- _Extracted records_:
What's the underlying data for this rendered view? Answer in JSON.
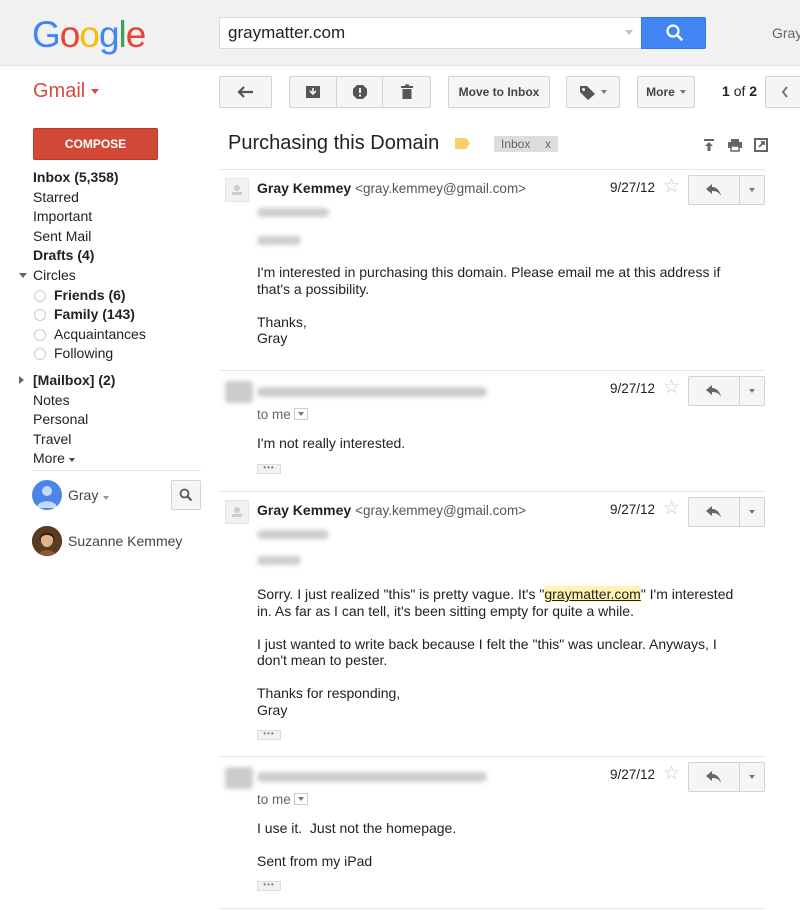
{
  "header": {
    "logo_letters": [
      "G",
      "o",
      "o",
      "g",
      "l",
      "e"
    ],
    "logo_colors": [
      "#4285f4",
      "#ea4335",
      "#fbbc05",
      "#4285f4",
      "#34a853",
      "#ea4335"
    ],
    "search_value": "graymatter.com",
    "user_truncated": "Gray"
  },
  "toolbar": {
    "app_label": "Gmail",
    "move_to_inbox": "Move to Inbox",
    "more": "More",
    "pager_current": "1",
    "pager_of": "of",
    "pager_total": "2"
  },
  "sidebar": {
    "compose": "COMPOSE",
    "items": [
      {
        "label": "Inbox (5,358)",
        "bold": true
      },
      {
        "label": "Starred"
      },
      {
        "label": "Important"
      },
      {
        "label": "Sent Mail"
      },
      {
        "label": "Drafts (4)",
        "bold": true
      },
      {
        "label": "Circles"
      },
      {
        "label": "Friends (6)",
        "bold": true
      },
      {
        "label": "Family (143)",
        "bold": true
      },
      {
        "label": "Acquaintances"
      },
      {
        "label": "Following"
      },
      {
        "label": "[Mailbox] (2)",
        "bold": true
      },
      {
        "label": "Notes"
      },
      {
        "label": "Personal"
      },
      {
        "label": "Travel"
      },
      {
        "label": "More"
      }
    ],
    "hangouts_user": "Gray",
    "contact": "Suzanne Kemmey"
  },
  "thread": {
    "subject": "Purchasing this Domain",
    "label_chip": "Inbox",
    "label_chip_close": "x",
    "messages": [
      {
        "sender_name": "Gray Kemmey",
        "sender_email": "<gray.kemmey@gmail.com>",
        "date": "9/27/12",
        "paragraphs": [
          "I'm interested in purchasing this domain. Please email me at this address if that's a possibility.",
          "Thanks,\nGray"
        ]
      },
      {
        "date": "9/27/12",
        "to": "to me",
        "paragraphs": [
          "I'm not really interested."
        ]
      },
      {
        "sender_name": "Gray Kemmey",
        "sender_email": "<gray.kemmey@gmail.com>",
        "date": "9/27/12",
        "p1_before": "Sorry. I just realized \"this\" is pretty vague. It's \"",
        "p1_link": "graymatter.com",
        "p1_after": "\" I'm interested in. As far as I can tell, it's been sitting empty for quite a while.",
        "paragraphs": [
          "I just wanted to write back because I felt the \"this\" was unclear. Anyways, I don't mean to pester.",
          "Thanks for responding,\nGray"
        ]
      },
      {
        "date": "9/27/12",
        "to": "to me",
        "paragraphs": [
          "I use it.  Just not the homepage.",
          "Sent from my iPad"
        ]
      }
    ],
    "trim_dots": "•••"
  }
}
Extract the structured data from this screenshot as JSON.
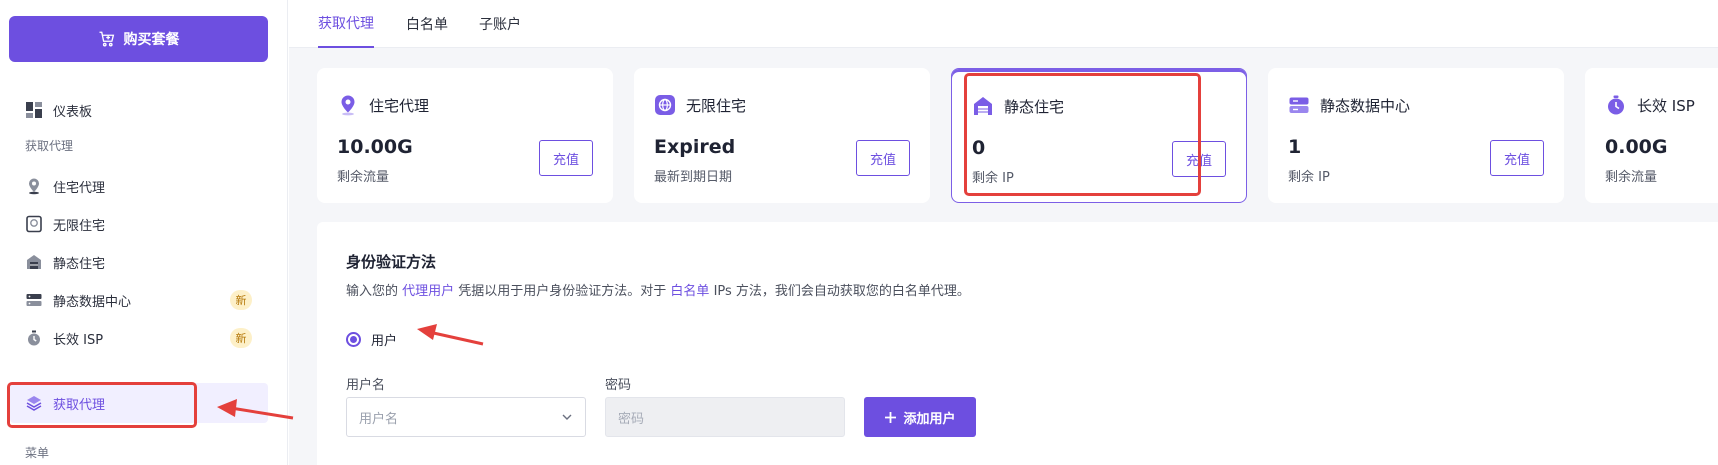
{
  "sidebar": {
    "buy_label": "购买套餐",
    "dashboard_label": "仪表板",
    "section_get_proxy": "获取代理",
    "items": [
      {
        "label": "住宅代理",
        "badge": ""
      },
      {
        "label": "无限住宅",
        "badge": ""
      },
      {
        "label": "静态住宅",
        "badge": ""
      },
      {
        "label": "静态数据中心",
        "badge": "新"
      },
      {
        "label": "长效 ISP",
        "badge": "新"
      },
      {
        "label": "获取代理",
        "badge": ""
      }
    ],
    "section_menu": "菜单"
  },
  "tabs": [
    {
      "label": "获取代理",
      "active": true
    },
    {
      "label": "白名单",
      "active": false
    },
    {
      "label": "子账户",
      "active": false
    }
  ],
  "cards": [
    {
      "title": "住宅代理",
      "value": "10.00G",
      "sub": "剩余流量",
      "button": "充值",
      "icon": "location-pin-icon"
    },
    {
      "title": "无限住宅",
      "value": "Expired",
      "sub": "最新到期日期",
      "button": "充值",
      "icon": "globe-icon"
    },
    {
      "title": "静态住宅",
      "value": "0",
      "sub": "剩余 IP",
      "button": "充值",
      "icon": "building-icon"
    },
    {
      "title": "静态数据中心",
      "value": "1",
      "sub": "剩余 IP",
      "button": "充值",
      "icon": "server-icon"
    },
    {
      "title": "长效 ISP",
      "value": "0.00G",
      "sub": "剩余流量",
      "button": "",
      "icon": "stopwatch-icon"
    }
  ],
  "auth": {
    "title": "身份验证方法",
    "desc_1": "输入您的 ",
    "desc_link_1": "代理用户",
    "desc_2": " 凭据以用于用户身份验证方法。对于 ",
    "desc_link_2": "白名单",
    "desc_3": " IPs 方法，我们会自动获取您的白名单代理。",
    "radio_label": "用户",
    "username_label": "用户名",
    "username_placeholder": "用户名",
    "password_label": "密码",
    "password_placeholder": "密码",
    "add_button": "添加用户"
  },
  "colors": {
    "accent": "#6d4fe0",
    "annotation": "#e4403c"
  }
}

- _Exercise prompt_: Within the listing above, find every line containing the string "Thanks" and return it.

- _Finished answer_:
          "Thanks,\nGray"
          "Thanks for responding,\nGray"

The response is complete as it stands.